What you have to do: From the entries below, report how many lines contain the string "glyph". Give only that number.
----
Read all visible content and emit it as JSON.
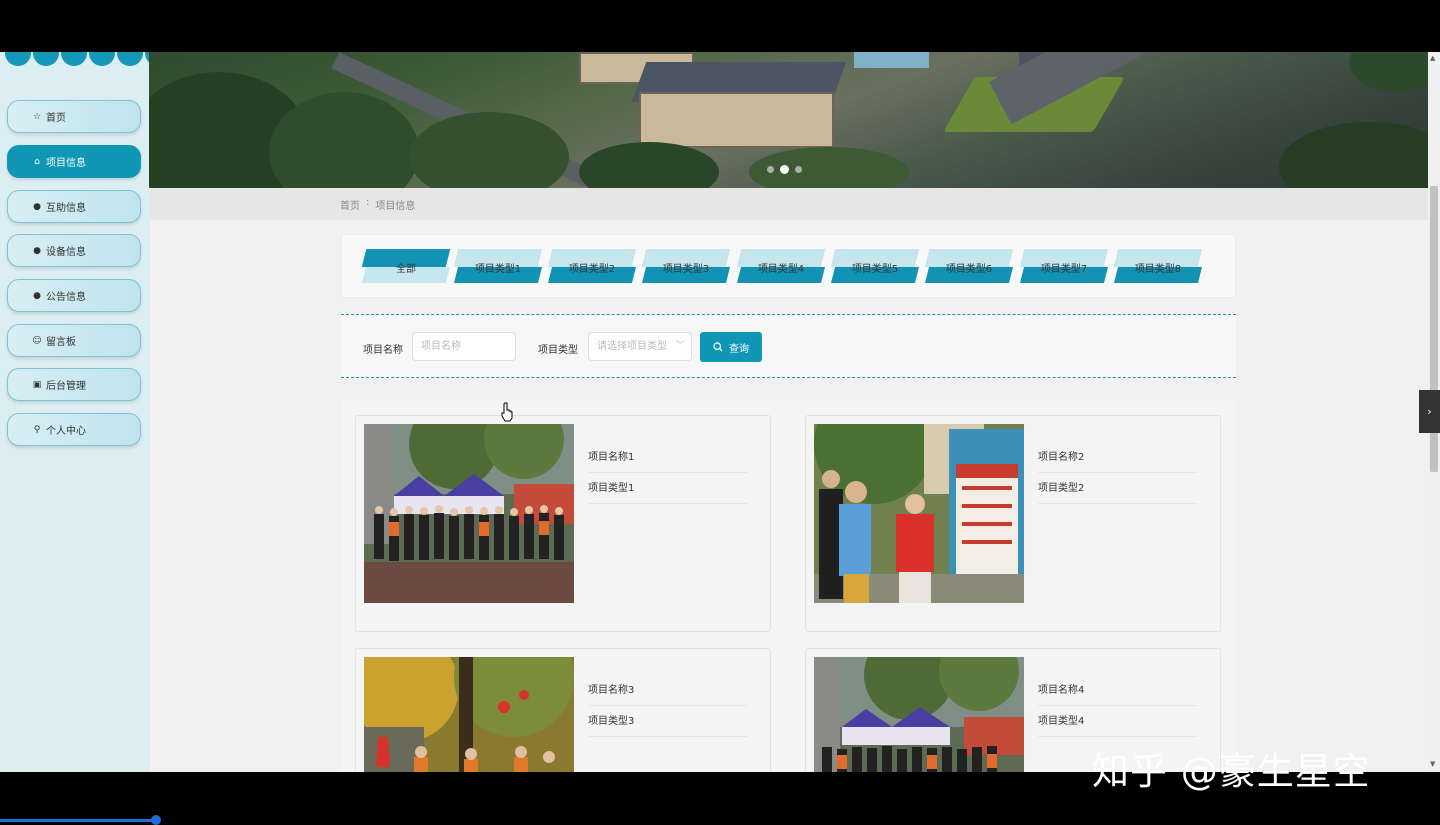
{
  "sidebar": {
    "items": [
      {
        "label": "首页",
        "icon": "star-icon",
        "glyph": "☆"
      },
      {
        "label": "项目信息",
        "icon": "bag-icon",
        "glyph": "⌂"
      },
      {
        "label": "互助信息",
        "icon": "alert-icon",
        "glyph": "●"
      },
      {
        "label": "设备信息",
        "icon": "question-icon",
        "glyph": "●"
      },
      {
        "label": "公告信息",
        "icon": "info-icon",
        "glyph": "●"
      },
      {
        "label": "留言板",
        "icon": "smile-icon",
        "glyph": "☺"
      },
      {
        "label": "后台管理",
        "icon": "briefcase-icon",
        "glyph": "▣"
      },
      {
        "label": "个人中心",
        "icon": "user-icon",
        "glyph": "⚲"
      }
    ],
    "active_index": 1,
    "accent": "#0f97b5"
  },
  "breadcrumb": {
    "home": "首页",
    "separator": ":",
    "current": "项目信息"
  },
  "categories": [
    {
      "label": "全部",
      "active": true
    },
    {
      "label": "项目类型1"
    },
    {
      "label": "项目类型2"
    },
    {
      "label": "项目类型3"
    },
    {
      "label": "项目类型4"
    },
    {
      "label": "项目类型5"
    },
    {
      "label": "项目类型6"
    },
    {
      "label": "项目类型7"
    },
    {
      "label": "项目类型8"
    }
  ],
  "search": {
    "name_label": "项目名称",
    "name_placeholder": "项目名称",
    "type_label": "项目类型",
    "type_placeholder": "请选择项目类型",
    "button_label": "查询"
  },
  "items": [
    {
      "name": "项目名称1",
      "type": "项目类型1"
    },
    {
      "name": "项目名称2",
      "type": "项目类型2"
    },
    {
      "name": "项目名称3",
      "type": "项目类型3"
    },
    {
      "name": "项目名称4",
      "type": "项目类型4"
    }
  ],
  "watermark": "知乎 @豪生星空"
}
----
Result below: 8